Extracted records
◆ ◆ ◆ ◆ ◆ ◆ ◆

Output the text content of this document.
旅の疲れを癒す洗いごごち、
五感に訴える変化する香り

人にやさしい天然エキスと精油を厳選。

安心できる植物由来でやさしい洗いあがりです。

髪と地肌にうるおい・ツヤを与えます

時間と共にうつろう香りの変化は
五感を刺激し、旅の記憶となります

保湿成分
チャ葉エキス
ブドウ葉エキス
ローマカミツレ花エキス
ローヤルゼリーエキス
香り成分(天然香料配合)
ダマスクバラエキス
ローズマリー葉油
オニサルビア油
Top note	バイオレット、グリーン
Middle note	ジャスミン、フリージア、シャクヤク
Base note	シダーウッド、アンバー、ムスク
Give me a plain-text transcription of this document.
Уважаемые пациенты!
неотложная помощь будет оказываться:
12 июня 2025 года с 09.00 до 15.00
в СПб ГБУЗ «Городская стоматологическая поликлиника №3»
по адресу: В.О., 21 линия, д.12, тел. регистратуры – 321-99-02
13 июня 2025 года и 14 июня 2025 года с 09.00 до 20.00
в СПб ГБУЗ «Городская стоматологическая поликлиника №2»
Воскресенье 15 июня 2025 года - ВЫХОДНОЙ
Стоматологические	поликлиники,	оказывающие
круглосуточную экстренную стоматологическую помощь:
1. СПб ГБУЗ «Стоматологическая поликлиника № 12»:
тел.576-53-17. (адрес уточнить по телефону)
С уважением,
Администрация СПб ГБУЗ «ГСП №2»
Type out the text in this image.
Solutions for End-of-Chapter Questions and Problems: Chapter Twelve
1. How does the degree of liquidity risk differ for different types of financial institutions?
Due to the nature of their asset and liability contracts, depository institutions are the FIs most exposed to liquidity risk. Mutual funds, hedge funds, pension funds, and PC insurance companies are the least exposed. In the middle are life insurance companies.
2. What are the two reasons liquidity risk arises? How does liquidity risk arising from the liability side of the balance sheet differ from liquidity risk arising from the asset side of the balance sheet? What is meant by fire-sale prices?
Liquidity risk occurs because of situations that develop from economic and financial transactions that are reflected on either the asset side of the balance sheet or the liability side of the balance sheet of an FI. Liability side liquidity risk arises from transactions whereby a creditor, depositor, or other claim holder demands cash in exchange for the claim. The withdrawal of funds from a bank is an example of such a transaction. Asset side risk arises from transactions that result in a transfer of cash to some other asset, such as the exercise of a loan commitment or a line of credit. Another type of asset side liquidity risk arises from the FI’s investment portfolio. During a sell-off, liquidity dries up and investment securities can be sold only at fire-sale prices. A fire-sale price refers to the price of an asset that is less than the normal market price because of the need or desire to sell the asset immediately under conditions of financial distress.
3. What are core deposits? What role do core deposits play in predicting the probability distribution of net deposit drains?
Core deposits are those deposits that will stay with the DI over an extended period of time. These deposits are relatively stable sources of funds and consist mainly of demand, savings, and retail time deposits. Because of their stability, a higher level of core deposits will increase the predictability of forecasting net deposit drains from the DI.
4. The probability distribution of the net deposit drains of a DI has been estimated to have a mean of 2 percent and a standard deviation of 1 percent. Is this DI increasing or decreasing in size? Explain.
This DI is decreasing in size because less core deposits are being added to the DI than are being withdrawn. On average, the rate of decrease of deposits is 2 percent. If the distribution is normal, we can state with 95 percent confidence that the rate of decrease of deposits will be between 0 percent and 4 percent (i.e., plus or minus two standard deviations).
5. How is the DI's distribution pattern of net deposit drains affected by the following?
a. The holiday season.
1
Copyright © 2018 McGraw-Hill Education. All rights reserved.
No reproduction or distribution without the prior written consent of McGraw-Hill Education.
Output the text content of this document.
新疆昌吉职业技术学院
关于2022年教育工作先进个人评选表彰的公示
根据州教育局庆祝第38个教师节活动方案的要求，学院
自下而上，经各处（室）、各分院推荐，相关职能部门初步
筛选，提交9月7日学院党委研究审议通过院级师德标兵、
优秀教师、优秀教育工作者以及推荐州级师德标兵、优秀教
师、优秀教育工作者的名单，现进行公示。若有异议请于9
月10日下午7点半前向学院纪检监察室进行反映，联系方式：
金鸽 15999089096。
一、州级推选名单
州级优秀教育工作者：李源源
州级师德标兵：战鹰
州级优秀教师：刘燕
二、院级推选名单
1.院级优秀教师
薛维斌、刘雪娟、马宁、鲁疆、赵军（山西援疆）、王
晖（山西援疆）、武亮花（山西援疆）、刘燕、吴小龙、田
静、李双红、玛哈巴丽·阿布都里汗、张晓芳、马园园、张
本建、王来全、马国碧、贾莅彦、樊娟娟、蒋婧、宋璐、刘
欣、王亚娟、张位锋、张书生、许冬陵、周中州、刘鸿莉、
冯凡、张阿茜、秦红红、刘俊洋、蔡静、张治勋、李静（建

◆ ◆ ◆ ◆ ◆ ◆ ◆

- [YOUR INSTRUCTIONS]: Take the entries above and copy them out exactly.

- [EXERCISE OUTPUT]:
Output the text content of this document.
旅の疲れを癒す洗いごごち、
五感に訴える変化する香り

人にやさしい天然エキスと精油を厳選。

安心できる植物由来でやさしい洗いあがりです。

髪と地肌にうるおい・ツヤを与えます

時間と共にうつろう香りの変化は
五感を刺激し、旅の記憶となります

保湿成分
チャ葉エキス
ブドウ葉エキス
ローマカミツレ花エキス
ローヤルゼリーエキス
香り成分(天然香料配合)
ダマスクバラエキス
ローズマリー葉油
オニサルビア油
Top note	バイオレット、グリーン
Middle note	ジャスミン、フリージア、シャクヤク
Base note	シダーウッド、アンバー、ムスク
Give me a plain-text transcription of this document.
Уважаемые пациенты!
неотложная помощь будет оказываться:
12 июня 2025 года с 09.00 до 15.00
в СПб ГБУЗ «Городская стоматологическая поликлиника №3»
по адресу: В.О., 21 линия, д.12, тел. регистратуры – 321-99-02
13 июня 2025 года и 14 июня 2025 года с 09.00 до 20.00
в СПб ГБУЗ «Городская стоматологическая поликлиника №2»
Воскресенье 15 июня 2025 года - ВЫХОДНОЙ
Стоматологические	поликлиники,	оказывающие
круглосуточную экстренную стоматологическую помощь:
1. СПб ГБУЗ «Стоматологическая поликлиника № 12»:
тел.576-53-17. (адрес уточнить по телефону)
С уважением,
Администрация СПб ГБУЗ «ГСП №2»
Type out the text in this image.
Solutions for End-of-Chapter Questions and Problems: Chapter Twelve
1. How does the degree of liquidity risk differ for different types of financial institutions?
Due to the nature of their asset and liability contracts, depository institutions are the FIs most exposed to liquidity risk. Mutual funds, hedge funds, pension funds, and PC insurance companies are the least exposed. In the middle are life insurance companies.
2. What are the two reasons liquidity risk arises? How does liquidity risk arising from the liability side of the balance sheet differ from liquidity risk arising from the asset side of the balance sheet? What is meant by fire-sale prices?
Liquidity risk occurs because of situations that develop from economic and financial transactions that are reflected on either the asset side of the balance sheet or the liability side of the balance sheet of an FI. Liability side liquidity risk arises from transactions whereby a creditor, depositor, or other claim holder demands cash in exchange for the claim. The withdrawal of funds from a bank is an example of such a transaction. Asset side risk arises from transactions that result in a transfer of cash to some other asset, such as the exercise of a loan commitment or a line of credit. Another type of asset side liquidity risk arises from the FI’s investment portfolio. During a sell-off, liquidity dries up and investment securities can be sold only at fire-sale prices. A fire-sale price refers to the price of an asset that is less than the normal market price because of the need or desire to sell the asset immediately under conditions of financial distress.
3. What are core deposits? What role do core deposits play in predicting the probability distribution of net deposit drains?
Core deposits are those deposits that will stay with the DI over an extended period of time. These deposits are relatively stable sources of funds and consist mainly of demand, savings, and retail time deposits. Because of their stability, a higher level of core deposits will increase the predictability of forecasting net deposit drains from the DI.
4. The probability distribution of the net deposit drains of a DI has been estimated to have a mean of 2 percent and a standard deviation of 1 percent. Is this DI increasing or decreasing in size? Explain.
This DI is decreasing in size because less core deposits are being added to the DI than are being withdrawn. On average, the rate of decrease of deposits is 2 percent. If the distribution is normal, we can state with 95 percent confidence that the rate of decrease of deposits will be between 0 percent and 4 percent (i.e., plus or minus two standard deviations).
5. How is the DI's distribution pattern of net deposit drains affected by the following?
a. The holiday season.
1
Copyright © 2018 McGraw-Hill Education. All rights reserved.
No reproduction or distribution without the prior written consent of McGraw-Hill Education.
Output the text content of this document.
新疆昌吉职业技术学院
关于2022年教育工作先进个人评选表彰的公示
根据州教育局庆祝第38个教师节活动方案的要求，学院
自下而上，经各处（室）、各分院推荐，相关职能部门初步
筛选，提交9月7日学院党委研究审议通过院级师德标兵、
优秀教师、优秀教育工作者以及推荐州级师德标兵、优秀教
师、优秀教育工作者的名单，现进行公示。若有异议请于9
月10日下午7点半前向学院纪检监察室进行反映，联系方式：
金鸽 15999089096。
一、州级推选名单
州级优秀教育工作者：李源源
州级师德标兵：战鹰
州级优秀教师：刘燕
二、院级推选名单
1.院级优秀教师
薛维斌、刘雪娟、马宁、鲁疆、赵军（山西援疆）、王
晖（山西援疆）、武亮花（山西援疆）、刘燕、吴小龙、田
静、李双红、玛哈巴丽·阿布都里汗、张晓芳、马园园、张
本建、王来全、马国碧、贾莅彦、樊娟娟、蒋婧、宋璐、刘
欣、王亚娟、张位锋、张书生、许冬陵、周中州、刘鸿莉、
冯凡、张阿茜、秦红红、刘俊洋、蔡静、张治勋、李静（建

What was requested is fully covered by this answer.